**TASK INPUTS**

____

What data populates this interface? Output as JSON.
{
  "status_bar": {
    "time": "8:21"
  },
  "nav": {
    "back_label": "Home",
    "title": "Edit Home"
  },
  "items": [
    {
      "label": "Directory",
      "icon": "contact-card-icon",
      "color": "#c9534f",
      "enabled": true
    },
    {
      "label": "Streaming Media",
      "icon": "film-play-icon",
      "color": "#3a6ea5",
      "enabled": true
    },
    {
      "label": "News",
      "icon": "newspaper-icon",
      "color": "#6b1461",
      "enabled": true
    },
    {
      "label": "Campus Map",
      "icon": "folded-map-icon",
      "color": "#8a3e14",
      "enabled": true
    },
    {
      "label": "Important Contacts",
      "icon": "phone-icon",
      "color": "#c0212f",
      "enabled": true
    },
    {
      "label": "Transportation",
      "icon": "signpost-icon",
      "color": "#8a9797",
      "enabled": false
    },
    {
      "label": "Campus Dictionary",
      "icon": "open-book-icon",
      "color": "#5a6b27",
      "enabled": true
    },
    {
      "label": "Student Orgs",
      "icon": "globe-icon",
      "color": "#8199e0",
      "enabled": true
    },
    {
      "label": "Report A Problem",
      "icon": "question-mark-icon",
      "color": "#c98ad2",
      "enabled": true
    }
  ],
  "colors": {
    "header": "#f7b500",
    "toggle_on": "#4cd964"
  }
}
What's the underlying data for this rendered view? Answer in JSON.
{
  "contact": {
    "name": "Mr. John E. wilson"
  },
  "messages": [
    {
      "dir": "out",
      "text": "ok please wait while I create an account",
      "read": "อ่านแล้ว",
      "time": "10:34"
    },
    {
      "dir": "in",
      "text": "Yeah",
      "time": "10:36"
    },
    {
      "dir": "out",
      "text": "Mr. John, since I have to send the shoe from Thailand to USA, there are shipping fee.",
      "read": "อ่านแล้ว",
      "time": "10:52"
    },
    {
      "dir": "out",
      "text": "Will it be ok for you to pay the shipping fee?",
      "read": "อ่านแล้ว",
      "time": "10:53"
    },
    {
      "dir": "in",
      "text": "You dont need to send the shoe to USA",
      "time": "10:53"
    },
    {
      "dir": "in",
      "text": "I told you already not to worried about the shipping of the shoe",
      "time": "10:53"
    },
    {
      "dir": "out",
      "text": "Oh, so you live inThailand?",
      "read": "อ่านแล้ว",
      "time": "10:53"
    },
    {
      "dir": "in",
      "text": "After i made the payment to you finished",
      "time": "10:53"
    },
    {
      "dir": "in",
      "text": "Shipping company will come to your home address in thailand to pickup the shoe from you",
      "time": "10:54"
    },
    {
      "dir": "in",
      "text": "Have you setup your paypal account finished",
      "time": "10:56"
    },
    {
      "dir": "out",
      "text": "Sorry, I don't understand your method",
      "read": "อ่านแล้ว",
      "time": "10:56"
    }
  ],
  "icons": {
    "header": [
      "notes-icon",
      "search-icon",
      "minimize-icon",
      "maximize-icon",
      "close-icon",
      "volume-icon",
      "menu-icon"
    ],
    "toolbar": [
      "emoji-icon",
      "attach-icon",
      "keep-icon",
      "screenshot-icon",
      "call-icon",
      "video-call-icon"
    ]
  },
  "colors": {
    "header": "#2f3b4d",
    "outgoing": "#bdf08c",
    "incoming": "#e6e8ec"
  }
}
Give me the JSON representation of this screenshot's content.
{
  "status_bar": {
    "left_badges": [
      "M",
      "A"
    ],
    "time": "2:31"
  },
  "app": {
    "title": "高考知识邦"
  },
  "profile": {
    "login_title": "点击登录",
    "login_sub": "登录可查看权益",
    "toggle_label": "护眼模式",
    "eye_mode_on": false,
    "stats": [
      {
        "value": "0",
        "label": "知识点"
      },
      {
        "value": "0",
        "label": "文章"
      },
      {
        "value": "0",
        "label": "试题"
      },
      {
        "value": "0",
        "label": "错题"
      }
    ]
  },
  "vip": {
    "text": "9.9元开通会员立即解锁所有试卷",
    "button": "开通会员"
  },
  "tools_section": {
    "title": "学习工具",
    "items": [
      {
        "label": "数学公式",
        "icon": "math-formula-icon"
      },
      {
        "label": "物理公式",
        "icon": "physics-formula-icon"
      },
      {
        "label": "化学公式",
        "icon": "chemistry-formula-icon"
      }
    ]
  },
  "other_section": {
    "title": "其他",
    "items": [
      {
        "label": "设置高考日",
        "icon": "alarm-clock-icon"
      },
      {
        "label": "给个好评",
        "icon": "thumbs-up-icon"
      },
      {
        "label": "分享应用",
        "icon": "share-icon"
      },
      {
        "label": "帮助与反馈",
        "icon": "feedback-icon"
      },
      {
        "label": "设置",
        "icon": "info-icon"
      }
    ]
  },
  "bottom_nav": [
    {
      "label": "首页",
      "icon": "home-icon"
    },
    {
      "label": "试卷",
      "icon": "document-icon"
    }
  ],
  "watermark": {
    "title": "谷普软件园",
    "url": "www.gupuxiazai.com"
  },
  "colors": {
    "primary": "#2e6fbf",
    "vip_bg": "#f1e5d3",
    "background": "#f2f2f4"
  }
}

____

**THE PROBLEM**
Lines holding the word "screenshot" in the entries above are the ones to pull out. Copy them all.

**OUTPUT BELOW**
      "screenshot-icon",
Give me the JSON representation of this screenshot's content.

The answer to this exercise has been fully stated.